Would you set down every entry shown below, precisely as written?

— BEGIN Available records —

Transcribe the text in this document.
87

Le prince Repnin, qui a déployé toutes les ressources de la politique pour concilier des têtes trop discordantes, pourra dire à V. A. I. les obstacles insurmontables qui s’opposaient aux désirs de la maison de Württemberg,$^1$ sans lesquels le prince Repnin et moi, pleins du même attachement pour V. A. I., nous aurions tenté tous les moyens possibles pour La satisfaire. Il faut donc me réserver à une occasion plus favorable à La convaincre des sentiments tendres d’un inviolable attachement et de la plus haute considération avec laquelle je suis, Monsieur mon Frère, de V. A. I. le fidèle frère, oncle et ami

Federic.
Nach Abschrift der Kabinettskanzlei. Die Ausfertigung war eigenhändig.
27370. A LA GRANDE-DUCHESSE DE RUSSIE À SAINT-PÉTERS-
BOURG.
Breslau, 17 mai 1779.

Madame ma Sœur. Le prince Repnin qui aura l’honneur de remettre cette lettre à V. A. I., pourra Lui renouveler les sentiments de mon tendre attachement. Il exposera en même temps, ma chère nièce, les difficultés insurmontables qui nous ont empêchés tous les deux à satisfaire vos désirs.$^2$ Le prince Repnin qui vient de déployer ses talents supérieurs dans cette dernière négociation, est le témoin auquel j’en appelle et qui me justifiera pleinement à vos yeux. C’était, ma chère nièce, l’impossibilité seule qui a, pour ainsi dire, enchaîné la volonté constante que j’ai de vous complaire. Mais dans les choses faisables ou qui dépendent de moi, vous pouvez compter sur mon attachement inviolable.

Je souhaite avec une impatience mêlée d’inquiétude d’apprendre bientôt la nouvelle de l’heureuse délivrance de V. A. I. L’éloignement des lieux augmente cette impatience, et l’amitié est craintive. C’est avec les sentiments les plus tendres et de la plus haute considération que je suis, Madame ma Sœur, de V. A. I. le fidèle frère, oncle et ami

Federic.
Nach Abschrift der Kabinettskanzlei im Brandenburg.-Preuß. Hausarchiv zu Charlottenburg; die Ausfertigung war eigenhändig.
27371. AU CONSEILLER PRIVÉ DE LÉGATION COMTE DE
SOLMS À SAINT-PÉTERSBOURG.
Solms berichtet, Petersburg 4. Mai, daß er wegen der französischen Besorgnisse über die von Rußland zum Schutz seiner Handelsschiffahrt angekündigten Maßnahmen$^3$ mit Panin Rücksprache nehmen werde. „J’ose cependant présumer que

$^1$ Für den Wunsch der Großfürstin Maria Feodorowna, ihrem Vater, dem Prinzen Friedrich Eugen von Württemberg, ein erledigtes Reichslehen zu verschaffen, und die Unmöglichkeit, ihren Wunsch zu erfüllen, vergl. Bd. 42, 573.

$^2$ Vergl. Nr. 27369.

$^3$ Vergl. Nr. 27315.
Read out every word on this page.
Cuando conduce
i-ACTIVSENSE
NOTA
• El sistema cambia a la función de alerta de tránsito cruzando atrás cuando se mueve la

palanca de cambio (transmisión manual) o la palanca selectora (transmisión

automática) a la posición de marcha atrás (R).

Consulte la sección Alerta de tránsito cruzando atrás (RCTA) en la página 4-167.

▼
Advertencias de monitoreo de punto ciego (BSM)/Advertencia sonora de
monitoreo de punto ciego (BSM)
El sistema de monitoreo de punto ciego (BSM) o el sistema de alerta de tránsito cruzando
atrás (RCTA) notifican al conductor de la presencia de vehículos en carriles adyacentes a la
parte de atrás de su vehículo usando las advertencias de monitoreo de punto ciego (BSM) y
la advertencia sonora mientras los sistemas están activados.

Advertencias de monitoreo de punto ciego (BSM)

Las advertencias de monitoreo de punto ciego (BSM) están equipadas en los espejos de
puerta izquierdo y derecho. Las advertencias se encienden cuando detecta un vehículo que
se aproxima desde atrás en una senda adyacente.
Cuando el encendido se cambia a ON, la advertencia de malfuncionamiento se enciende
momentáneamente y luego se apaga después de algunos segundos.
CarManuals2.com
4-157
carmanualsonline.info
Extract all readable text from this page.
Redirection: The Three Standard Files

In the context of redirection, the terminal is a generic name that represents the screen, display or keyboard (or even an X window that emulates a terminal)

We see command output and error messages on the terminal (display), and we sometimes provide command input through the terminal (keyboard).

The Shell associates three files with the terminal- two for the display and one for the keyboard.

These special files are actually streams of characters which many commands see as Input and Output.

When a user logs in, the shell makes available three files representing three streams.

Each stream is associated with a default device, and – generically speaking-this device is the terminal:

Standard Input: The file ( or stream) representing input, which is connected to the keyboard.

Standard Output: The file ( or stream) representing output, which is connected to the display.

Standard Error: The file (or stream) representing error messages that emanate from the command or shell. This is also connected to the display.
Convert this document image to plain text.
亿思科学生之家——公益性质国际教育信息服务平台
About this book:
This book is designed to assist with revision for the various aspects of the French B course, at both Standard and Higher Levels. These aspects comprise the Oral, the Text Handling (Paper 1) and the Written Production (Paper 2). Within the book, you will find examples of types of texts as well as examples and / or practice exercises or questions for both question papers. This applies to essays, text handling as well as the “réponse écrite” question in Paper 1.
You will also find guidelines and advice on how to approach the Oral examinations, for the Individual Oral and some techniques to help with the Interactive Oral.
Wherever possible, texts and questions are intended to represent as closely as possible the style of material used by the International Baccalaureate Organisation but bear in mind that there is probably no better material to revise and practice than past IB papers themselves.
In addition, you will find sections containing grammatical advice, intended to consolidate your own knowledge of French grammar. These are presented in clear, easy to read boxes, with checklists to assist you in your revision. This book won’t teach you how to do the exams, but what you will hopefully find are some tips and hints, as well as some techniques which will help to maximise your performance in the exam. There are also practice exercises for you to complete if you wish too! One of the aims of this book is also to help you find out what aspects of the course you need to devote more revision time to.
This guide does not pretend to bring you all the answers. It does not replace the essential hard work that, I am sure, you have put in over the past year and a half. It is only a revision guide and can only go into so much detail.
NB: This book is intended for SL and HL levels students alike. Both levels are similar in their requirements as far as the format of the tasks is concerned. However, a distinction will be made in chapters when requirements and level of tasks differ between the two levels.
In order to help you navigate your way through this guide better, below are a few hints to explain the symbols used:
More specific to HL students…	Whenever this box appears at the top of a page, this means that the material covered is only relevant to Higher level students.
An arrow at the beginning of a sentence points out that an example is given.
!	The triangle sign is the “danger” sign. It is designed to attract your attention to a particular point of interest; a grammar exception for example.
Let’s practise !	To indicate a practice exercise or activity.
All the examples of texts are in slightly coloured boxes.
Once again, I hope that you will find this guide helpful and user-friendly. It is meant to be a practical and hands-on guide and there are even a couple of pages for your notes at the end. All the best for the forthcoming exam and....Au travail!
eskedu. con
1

— END Available records —

• _Exercise result_
Transcribe the text in this document.
87

Le prince Repnin, qui a déployé toutes les ressources de la politique pour concilier des têtes trop discordantes, pourra dire à V. A. I. les obstacles insurmontables qui s’opposaient aux désirs de la maison de Württemberg,$^1$ sans lesquels le prince Repnin et moi, pleins du même attachement pour V. A. I., nous aurions tenté tous les moyens possibles pour La satisfaire. Il faut donc me réserver à une occasion plus favorable à La convaincre des sentiments tendres d’un inviolable attachement et de la plus haute considération avec laquelle je suis, Monsieur mon Frère, de V. A. I. le fidèle frère, oncle et ami

Federic.
Nach Abschrift der Kabinettskanzlei. Die Ausfertigung war eigenhändig.
27370. A LA GRANDE-DUCHESSE DE RUSSIE À SAINT-PÉTERS-
BOURG.
Breslau, 17 mai 1779.

Madame ma Sœur. Le prince Repnin qui aura l’honneur de remettre cette lettre à V. A. I., pourra Lui renouveler les sentiments de mon tendre attachement. Il exposera en même temps, ma chère nièce, les difficultés insurmontables qui nous ont empêchés tous les deux à satisfaire vos désirs.$^2$ Le prince Repnin qui vient de déployer ses talents supérieurs dans cette dernière négociation, est le témoin auquel j’en appelle et qui me justifiera pleinement à vos yeux. C’était, ma chère nièce, l’impossibilité seule qui a, pour ainsi dire, enchaîné la volonté constante que j’ai de vous complaire. Mais dans les choses faisables ou qui dépendent de moi, vous pouvez compter sur mon attachement inviolable.

Je souhaite avec une impatience mêlée d’inquiétude d’apprendre bientôt la nouvelle de l’heureuse délivrance de V. A. I. L’éloignement des lieux augmente cette impatience, et l’amitié est craintive. C’est avec les sentiments les plus tendres et de la plus haute considération que je suis, Madame ma Sœur, de V. A. I. le fidèle frère, oncle et ami

Federic.
Nach Abschrift der Kabinettskanzlei im Brandenburg.-Preuß. Hausarchiv zu Charlottenburg; die Ausfertigung war eigenhändig.
27371. AU CONSEILLER PRIVÉ DE LÉGATION COMTE DE
SOLMS À SAINT-PÉTERSBOURG.
Solms berichtet, Petersburg 4. Mai, daß er wegen der französischen Besorgnisse über die von Rußland zum Schutz seiner Handelsschiffahrt angekündigten Maßnahmen$^3$ mit Panin Rücksprache nehmen werde. „J’ose cependant présumer que

$^1$ Für den Wunsch der Großfürstin Maria Feodorowna, ihrem Vater, dem Prinzen Friedrich Eugen von Württemberg, ein erledigtes Reichslehen zu verschaffen, und die Unmöglichkeit, ihren Wunsch zu erfüllen, vergl. Bd. 42, 573.

$^2$ Vergl. Nr. 27369.

$^3$ Vergl. Nr. 27315.
Read out every word on this page.
Cuando conduce
i-ACTIVSENSE
NOTA
• El sistema cambia a la función de alerta de tránsito cruzando atrás cuando se mueve la

palanca de cambio (transmisión manual) o la palanca selectora (transmisión

automática) a la posición de marcha atrás (R).

Consulte la sección Alerta de tránsito cruzando atrás (RCTA) en la página 4-167.

▼
Advertencias de monitoreo de punto ciego (BSM)/Advertencia sonora de
monitoreo de punto ciego (BSM)
El sistema de monitoreo de punto ciego (BSM) o el sistema de alerta de tránsito cruzando
atrás (RCTA) notifican al conductor de la presencia de vehículos en carriles adyacentes a la
parte de atrás de su vehículo usando las advertencias de monitoreo de punto ciego (BSM) y
la advertencia sonora mientras los sistemas están activados.

Advertencias de monitoreo de punto ciego (BSM)

Las advertencias de monitoreo de punto ciego (BSM) están equipadas en los espejos de
puerta izquierdo y derecho. Las advertencias se encienden cuando detecta un vehículo que
se aproxima desde atrás en una senda adyacente.
Cuando el encendido se cambia a ON, la advertencia de malfuncionamiento se enciende
momentáneamente y luego se apaga después de algunos segundos.
CarManuals2.com
4-157
carmanualsonline.info
Extract all readable text from this page.
Redirection: The Three Standard Files

In the context of redirection, the terminal is a generic name that represents the screen, display or keyboard (or even an X window that emulates a terminal)

We see command output and error messages on the terminal (display), and we sometimes provide command input through the terminal (keyboard).

The Shell associates three files with the terminal- two for the display and one for the keyboard.

These special files are actually streams of characters which many commands see as Input and Output.

When a user logs in, the shell makes available three files representing three streams.

Each stream is associated with a default device, and – generically speaking-this device is the terminal:

Standard Input: The file ( or stream) representing input, which is connected to the keyboard.

Standard Output: The file ( or stream) representing output, which is connected to the display.

Standard Error: The file (or stream) representing error messages that emanate from the command or shell. This is also connected to the display.
Convert this document image to plain text.
亿思科学生之家——公益性质国际教育信息服务平台
About this book:
This book is designed to assist with revision for the various aspects of the French B course, at both Standard and Higher Levels. These aspects comprise the Oral, the Text Handling (Paper 1) and the Written Production (Paper 2). Within the book, you will find examples of types of texts as well as examples and / or practice exercises or questions for both question papers. This applies to essays, text handling as well as the “réponse écrite” question in Paper 1.
You will also find guidelines and advice on how to approach the Oral examinations, for the Individual Oral and some techniques to help with the Interactive Oral.
Wherever possible, texts and questions are intended to represent as closely as possible the style of material used by the International Baccalaureate Organisation but bear in mind that there is probably no better material to revise and practice than past IB papers themselves.
In addition, you will find sections containing grammatical advice, intended to consolidate your own knowledge of French grammar. These are presented in clear, easy to read boxes, with checklists to assist you in your revision. This book won’t teach you how to do the exams, but what you will hopefully find are some tips and hints, as well as some techniques which will help to maximise your performance in the exam. There are also practice exercises for you to complete if you wish too! One of the aims of this book is also to help you find out what aspects of the course you need to devote more revision time to.
This guide does not pretend to bring you all the answers. It does not replace the essential hard work that, I am sure, you have put in over the past year and a half. It is only a revision guide and can only go into so much detail.
NB: This book is intended for SL and HL levels students alike. Both levels are similar in their requirements as far as the format of the tasks is concerned. However, a distinction will be made in chapters when requirements and level of tasks differ between the two levels.
In order to help you navigate your way through this guide better, below are a few hints to explain the symbols used:
More specific to HL students…	Whenever this box appears at the top of a page, this means that the material covered is only relevant to Higher level students.
An arrow at the beginning of a sentence points out that an example is given.
!	The triangle sign is the “danger” sign. It is designed to attract your attention to a particular point of interest; a grammar exception for example.
Let’s practise !	To indicate a practice exercise or activity.
All the examples of texts are in slightly coloured boxes.
Once again, I hope that you will find this guide helpful and user-friendly. It is meant to be a practical and hands-on guide and there are even a couple of pages for your notes at the end. All the best for the forthcoming exam and....Au travail!
eskedu. con
1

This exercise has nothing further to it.